- EXERCISE AIM -
Output the records. Match them exactly.

Collected data entries:
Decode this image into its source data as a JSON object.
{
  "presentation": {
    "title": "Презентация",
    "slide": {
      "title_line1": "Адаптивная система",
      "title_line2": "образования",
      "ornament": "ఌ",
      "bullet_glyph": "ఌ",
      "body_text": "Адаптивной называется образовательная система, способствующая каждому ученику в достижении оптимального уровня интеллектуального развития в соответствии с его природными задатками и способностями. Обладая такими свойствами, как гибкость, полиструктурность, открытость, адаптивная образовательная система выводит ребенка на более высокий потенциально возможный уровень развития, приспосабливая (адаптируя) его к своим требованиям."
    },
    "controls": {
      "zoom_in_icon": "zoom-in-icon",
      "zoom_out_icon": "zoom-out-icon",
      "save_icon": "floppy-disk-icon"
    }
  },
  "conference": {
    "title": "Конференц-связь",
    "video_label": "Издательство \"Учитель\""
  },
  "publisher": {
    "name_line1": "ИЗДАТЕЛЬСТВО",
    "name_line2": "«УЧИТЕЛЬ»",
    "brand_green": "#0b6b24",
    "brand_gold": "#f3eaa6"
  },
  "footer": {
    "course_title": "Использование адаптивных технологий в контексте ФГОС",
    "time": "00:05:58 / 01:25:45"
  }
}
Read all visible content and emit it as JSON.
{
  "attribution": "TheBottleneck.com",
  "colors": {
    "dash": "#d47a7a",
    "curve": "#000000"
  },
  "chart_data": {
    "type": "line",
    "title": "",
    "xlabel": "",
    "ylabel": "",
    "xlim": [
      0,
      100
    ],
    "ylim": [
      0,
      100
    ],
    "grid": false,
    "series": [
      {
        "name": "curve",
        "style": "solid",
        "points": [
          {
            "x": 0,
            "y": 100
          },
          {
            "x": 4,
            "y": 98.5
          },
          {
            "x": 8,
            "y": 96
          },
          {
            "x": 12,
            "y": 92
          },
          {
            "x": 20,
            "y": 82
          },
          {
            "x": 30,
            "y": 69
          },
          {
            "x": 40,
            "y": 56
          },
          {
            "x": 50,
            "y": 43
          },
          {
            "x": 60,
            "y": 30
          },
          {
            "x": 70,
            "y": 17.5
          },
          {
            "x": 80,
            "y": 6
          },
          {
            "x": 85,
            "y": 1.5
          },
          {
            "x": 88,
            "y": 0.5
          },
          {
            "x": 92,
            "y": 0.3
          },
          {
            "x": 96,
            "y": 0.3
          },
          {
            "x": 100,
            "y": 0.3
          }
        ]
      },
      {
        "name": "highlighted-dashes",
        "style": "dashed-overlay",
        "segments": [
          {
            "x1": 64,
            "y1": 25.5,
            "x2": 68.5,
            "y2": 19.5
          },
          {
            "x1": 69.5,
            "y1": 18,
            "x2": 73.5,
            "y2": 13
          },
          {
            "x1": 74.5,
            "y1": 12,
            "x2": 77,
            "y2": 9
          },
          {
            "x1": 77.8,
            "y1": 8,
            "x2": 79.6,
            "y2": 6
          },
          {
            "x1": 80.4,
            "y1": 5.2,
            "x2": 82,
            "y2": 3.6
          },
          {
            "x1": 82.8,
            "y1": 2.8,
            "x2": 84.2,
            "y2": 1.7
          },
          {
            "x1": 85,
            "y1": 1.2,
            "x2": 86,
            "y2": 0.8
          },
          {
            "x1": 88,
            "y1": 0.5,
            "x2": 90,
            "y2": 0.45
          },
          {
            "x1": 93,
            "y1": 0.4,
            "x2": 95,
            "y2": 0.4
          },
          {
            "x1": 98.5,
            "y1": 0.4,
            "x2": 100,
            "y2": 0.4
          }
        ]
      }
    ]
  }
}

- RIGHT ANSWER -
Decode this image into its source data as a JSON object.
{
  "presentation": {
    "title": "Презентация",
    "slide": {
      "title_line1": "Адаптивная система",
      "title_line2": "образования",
      "ornament": "ఌ",
      "bullet_glyph": "ఌ",
      "body_text": "Адаптивной называется образовательная система, способствующая каждому ученику в достижении оптимального уровня интеллектуального развития в соответствии с его природными задатками и способностями. Обладая такими свойствами, как гибкость, полиструктурность, открытость, адаптивная образовательная система выводит ребенка на более высокий потенциально возможный уровень развития, приспосабливая (адаптируя) его к своим требованиям."
    },
    "controls": {
      "zoom_in_icon": "zoom-in-icon",
      "zoom_out_icon": "zoom-out-icon",
      "save_icon": "floppy-disk-icon"
    }
  },
  "conference": {
    "title": "Конференц-связь",
    "video_label": "Издательство \"Учитель\""
  },
  "publisher": {
    "name_line1": "ИЗДАТЕЛЬСТВО",
    "name_line2": "«УЧИТЕЛЬ»",
    "brand_green": "#0b6b24",
    "brand_gold": "#f3eaa6"
  },
  "footer": {
    "course_title": "Использование адаптивных технологий в контексте ФГОС",
    "time": "00:05:58 / 01:25:45"
  }
}
Read all visible content and emit it as JSON.
{
  "attribution": "TheBottleneck.com",
  "colors": {
    "dash": "#d47a7a",
    "curve": "#000000"
  },
  "chart_data": {
    "type": "line",
    "title": "",
    "xlabel": "",
    "ylabel": "",
    "xlim": [
      0,
      100
    ],
    "ylim": [
      0,
      100
    ],
    "grid": false,
    "series": [
      {
        "name": "curve",
        "style": "solid",
        "points": [
          {
            "x": 0,
            "y": 100
          },
          {
            "x": 4,
            "y": 98.5
          },
          {
            "x": 8,
            "y": 96
          },
          {
            "x": 12,
            "y": 92
          },
          {
            "x": 20,
            "y": 82
          },
          {
            "x": 30,
            "y": 69
          },
          {
            "x": 40,
            "y": 56
          },
          {
            "x": 50,
            "y": 43
          },
          {
            "x": 60,
            "y": 30
          },
          {
            "x": 70,
            "y": 17.5
          },
          {
            "x": 80,
            "y": 6
          },
          {
            "x": 85,
            "y": 1.5
          },
          {
            "x": 88,
            "y": 0.5
          },
          {
            "x": 92,
            "y": 0.3
          },
          {
            "x": 96,
            "y": 0.3
          },
          {
            "x": 100,
            "y": 0.3
          }
        ]
      },
      {
        "name": "highlighted-dashes",
        "style": "dashed-overlay",
        "segments": [
          {
            "x1": 64,
            "y1": 25.5,
            "x2": 68.5,
            "y2": 19.5
          },
          {
            "x1": 69.5,
            "y1": 18,
            "x2": 73.5,
            "y2": 13
          },
          {
            "x1": 74.5,
            "y1": 12,
            "x2": 77,
            "y2": 9
          },
          {
            "x1": 77.8,
            "y1": 8,
            "x2": 79.6,
            "y2": 6
          },
          {
            "x1": 80.4,
            "y1": 5.2,
            "x2": 82,
            "y2": 3.6
          },
          {
            "x1": 82.8,
            "y1": 2.8,
            "x2": 84.2,
            "y2": 1.7
          },
          {
            "x1": 85,
            "y1": 1.2,
            "x2": 86,
            "y2": 0.8
          },
          {
            "x1": 88,
            "y1": 0.5,
            "x2": 90,
            "y2": 0.45
          },
          {
            "x1": 93,
            "y1": 0.4,
            "x2": 95,
            "y2": 0.4
          },
          {
            "x1": 98.5,
            "y1": 0.4,
            "x2": 100,
            "y2": 0.4
          }
        ]
      }
    ]
  }
}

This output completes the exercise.